### STATED TASK
Look through the data for the string "RATCHET". Copy every line where it is found.

### RECORDS PROVIDED
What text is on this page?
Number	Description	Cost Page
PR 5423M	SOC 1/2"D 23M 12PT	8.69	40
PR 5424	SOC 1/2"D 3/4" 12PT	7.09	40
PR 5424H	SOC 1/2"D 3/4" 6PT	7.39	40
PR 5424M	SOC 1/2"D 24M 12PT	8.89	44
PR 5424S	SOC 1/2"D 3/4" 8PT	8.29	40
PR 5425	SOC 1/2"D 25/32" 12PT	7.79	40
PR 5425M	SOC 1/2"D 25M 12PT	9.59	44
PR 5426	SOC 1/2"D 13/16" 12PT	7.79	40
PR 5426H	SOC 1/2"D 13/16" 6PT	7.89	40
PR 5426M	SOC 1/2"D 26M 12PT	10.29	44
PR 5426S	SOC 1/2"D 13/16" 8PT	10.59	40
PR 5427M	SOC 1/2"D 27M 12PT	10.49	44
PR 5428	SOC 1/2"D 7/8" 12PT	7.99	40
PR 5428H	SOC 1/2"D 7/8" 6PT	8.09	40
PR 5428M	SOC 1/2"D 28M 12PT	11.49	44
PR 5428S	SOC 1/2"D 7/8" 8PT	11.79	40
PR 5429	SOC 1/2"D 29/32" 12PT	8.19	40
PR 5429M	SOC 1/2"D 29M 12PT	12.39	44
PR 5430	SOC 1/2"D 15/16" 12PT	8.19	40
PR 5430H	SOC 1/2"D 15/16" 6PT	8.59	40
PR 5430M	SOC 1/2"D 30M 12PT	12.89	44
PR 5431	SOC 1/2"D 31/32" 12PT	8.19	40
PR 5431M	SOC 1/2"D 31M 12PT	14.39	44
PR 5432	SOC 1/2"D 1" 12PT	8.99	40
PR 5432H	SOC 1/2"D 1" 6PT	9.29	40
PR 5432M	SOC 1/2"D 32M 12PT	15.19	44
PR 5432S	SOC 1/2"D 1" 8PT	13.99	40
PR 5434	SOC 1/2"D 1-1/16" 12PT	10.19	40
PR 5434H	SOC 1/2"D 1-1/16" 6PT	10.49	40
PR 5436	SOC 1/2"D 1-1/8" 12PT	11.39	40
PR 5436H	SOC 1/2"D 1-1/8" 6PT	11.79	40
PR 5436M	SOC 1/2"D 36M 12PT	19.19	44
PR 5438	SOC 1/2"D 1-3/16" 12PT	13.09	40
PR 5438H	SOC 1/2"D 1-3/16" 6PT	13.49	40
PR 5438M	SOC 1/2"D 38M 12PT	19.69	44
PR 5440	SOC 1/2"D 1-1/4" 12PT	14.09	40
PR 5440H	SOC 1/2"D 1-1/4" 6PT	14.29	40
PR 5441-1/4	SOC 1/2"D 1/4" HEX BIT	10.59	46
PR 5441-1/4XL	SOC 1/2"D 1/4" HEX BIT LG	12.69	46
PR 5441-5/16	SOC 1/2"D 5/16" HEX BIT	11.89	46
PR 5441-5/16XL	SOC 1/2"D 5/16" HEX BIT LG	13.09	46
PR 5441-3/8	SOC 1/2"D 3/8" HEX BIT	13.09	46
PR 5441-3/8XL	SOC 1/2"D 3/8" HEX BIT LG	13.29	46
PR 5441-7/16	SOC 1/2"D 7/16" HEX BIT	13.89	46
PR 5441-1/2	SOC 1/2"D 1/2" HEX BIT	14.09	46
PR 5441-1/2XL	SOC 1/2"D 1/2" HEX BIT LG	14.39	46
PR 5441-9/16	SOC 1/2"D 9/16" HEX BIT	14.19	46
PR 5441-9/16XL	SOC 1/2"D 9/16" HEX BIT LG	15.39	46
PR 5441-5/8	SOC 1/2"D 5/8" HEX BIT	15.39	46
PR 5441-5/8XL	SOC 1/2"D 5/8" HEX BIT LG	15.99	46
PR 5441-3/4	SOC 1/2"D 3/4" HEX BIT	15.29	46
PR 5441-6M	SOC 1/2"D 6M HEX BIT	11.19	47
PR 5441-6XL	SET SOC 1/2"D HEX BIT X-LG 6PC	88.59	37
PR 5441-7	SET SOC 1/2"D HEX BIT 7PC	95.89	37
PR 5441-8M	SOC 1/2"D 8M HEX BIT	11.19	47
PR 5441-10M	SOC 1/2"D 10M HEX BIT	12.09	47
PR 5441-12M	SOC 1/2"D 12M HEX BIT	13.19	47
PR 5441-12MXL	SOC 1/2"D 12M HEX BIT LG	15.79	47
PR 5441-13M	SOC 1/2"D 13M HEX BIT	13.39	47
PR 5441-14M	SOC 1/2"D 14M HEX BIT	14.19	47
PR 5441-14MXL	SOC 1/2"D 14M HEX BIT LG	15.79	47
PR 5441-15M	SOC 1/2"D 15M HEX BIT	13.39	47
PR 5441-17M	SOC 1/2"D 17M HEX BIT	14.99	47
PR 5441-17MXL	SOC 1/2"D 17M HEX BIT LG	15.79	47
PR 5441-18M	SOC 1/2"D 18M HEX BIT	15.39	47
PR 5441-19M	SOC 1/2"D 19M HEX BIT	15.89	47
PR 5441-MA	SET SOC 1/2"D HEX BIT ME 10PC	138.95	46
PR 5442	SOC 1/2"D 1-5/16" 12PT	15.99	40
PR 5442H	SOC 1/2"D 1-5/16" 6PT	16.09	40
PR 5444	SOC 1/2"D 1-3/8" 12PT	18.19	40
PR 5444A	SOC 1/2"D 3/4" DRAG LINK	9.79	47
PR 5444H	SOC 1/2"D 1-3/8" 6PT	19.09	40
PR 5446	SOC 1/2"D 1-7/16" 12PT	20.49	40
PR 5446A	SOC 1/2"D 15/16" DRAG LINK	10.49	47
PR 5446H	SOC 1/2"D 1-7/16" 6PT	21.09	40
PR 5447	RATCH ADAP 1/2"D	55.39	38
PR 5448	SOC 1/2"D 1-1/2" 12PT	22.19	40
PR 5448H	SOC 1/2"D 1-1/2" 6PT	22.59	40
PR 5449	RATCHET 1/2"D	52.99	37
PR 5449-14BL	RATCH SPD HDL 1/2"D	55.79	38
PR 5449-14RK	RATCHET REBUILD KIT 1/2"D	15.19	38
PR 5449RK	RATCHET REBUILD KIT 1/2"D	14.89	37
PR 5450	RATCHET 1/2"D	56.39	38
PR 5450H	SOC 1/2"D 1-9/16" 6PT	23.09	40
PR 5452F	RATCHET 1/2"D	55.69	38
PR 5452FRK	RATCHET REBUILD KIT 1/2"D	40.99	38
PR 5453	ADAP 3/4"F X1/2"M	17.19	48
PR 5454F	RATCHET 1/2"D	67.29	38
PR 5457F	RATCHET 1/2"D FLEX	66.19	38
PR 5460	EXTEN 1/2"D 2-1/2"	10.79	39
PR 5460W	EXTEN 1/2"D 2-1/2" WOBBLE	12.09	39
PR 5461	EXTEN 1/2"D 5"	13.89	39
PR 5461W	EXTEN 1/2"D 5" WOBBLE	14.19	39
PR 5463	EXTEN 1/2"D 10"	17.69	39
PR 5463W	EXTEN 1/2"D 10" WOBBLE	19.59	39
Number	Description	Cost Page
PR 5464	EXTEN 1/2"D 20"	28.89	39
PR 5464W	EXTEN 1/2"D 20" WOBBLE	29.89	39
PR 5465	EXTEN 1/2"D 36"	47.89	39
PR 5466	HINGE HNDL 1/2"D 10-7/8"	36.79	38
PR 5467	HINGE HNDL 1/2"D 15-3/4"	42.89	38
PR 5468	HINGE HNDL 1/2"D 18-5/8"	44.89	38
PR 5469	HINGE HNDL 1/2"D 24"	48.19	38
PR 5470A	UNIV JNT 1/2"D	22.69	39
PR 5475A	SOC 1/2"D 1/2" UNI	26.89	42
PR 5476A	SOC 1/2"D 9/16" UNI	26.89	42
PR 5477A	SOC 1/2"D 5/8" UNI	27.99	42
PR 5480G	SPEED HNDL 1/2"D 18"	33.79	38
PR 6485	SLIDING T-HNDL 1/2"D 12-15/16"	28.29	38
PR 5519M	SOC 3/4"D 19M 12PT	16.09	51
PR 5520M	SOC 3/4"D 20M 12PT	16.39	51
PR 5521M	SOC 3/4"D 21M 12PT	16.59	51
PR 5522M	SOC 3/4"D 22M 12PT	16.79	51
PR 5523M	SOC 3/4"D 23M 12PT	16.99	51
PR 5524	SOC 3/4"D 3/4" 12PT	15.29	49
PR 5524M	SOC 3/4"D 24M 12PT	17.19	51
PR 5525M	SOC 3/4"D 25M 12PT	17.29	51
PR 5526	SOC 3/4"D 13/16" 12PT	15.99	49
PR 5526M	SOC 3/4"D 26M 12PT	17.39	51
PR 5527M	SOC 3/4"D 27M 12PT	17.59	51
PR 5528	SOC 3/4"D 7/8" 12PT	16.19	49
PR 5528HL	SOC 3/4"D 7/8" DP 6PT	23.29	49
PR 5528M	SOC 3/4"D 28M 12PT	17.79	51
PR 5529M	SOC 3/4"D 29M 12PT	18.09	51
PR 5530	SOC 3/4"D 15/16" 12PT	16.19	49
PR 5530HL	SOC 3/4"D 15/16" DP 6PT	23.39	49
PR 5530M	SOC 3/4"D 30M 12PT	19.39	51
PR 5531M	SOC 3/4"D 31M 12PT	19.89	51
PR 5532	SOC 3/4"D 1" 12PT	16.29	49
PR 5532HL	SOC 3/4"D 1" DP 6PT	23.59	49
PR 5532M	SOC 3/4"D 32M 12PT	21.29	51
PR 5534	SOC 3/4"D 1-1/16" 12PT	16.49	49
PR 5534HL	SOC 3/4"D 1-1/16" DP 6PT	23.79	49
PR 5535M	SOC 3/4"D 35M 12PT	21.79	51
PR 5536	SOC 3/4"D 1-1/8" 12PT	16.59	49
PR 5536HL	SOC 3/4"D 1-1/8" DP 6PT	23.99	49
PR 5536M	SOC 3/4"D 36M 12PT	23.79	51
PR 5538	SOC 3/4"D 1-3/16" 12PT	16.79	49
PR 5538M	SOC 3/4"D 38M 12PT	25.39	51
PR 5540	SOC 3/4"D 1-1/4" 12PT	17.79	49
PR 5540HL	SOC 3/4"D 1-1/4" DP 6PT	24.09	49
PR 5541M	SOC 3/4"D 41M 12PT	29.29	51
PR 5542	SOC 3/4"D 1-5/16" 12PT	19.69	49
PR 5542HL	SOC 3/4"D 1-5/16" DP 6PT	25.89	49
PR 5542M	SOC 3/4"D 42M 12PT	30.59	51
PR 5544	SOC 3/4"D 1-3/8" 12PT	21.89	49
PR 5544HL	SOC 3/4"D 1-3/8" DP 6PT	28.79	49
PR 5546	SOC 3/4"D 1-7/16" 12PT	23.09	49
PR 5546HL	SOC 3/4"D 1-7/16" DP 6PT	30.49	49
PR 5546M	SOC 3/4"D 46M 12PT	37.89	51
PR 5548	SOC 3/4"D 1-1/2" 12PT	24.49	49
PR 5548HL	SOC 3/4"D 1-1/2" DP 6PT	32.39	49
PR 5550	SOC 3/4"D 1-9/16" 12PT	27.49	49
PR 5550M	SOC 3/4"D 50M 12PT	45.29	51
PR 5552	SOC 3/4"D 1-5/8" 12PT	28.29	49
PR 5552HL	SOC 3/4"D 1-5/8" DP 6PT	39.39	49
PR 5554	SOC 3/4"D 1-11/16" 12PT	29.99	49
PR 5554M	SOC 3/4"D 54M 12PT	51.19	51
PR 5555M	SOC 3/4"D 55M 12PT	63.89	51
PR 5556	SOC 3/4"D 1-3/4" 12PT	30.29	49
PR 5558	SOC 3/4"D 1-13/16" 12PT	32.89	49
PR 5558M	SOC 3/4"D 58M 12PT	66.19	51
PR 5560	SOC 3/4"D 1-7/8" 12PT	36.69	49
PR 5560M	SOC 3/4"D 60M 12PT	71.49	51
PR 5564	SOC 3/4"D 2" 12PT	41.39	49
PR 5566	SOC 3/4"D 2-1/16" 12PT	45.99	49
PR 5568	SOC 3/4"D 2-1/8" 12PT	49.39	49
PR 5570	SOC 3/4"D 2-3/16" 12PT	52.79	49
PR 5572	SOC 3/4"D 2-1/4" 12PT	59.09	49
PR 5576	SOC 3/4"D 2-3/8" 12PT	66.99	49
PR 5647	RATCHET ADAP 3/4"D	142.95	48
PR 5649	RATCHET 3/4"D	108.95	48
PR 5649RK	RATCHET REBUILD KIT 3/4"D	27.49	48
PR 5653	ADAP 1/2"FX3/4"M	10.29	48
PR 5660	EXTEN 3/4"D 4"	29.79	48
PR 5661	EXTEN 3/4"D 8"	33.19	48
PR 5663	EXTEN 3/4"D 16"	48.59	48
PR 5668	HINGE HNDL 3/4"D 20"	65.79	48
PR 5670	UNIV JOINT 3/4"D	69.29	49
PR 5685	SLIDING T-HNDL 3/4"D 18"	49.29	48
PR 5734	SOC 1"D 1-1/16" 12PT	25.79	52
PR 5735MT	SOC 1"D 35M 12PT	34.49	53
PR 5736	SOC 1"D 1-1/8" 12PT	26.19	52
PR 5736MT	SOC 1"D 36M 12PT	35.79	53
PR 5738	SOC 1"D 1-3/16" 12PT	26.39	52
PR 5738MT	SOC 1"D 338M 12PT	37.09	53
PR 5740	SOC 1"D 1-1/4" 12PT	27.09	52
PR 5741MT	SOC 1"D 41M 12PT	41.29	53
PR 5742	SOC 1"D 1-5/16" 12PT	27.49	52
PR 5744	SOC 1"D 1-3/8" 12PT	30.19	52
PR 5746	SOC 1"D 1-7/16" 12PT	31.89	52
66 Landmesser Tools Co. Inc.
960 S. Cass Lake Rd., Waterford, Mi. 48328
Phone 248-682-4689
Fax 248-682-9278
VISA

### SOLUTION TO THE EXERCISE
PR 5449	RATCHET 1/2"D	52.99	37
PR 5449-14RK	RATCHET REBUILD KIT 1/2"D	15.19	38
PR 5449RK	RATCHET REBUILD KIT 1/2"D	14.89	37
PR 5450	RATCHET 1/2"D	56.39	38
PR 5452F	RATCHET 1/2"D	55.69	38
PR 5452FRK	RATCHET REBUILD KIT 1/2"D	40.99	38
PR 5454F	RATCHET 1/2"D	67.29	38
PR 5457F	RATCHET 1/2"D FLEX	66.19	38
PR 5647	RATCHET ADAP 3/4"D	142.95	48
PR 5649	RATCHET 3/4"D	108.95	48
PR 5649RK	RATCHET REBUILD KIT 3/4"D	27.49	48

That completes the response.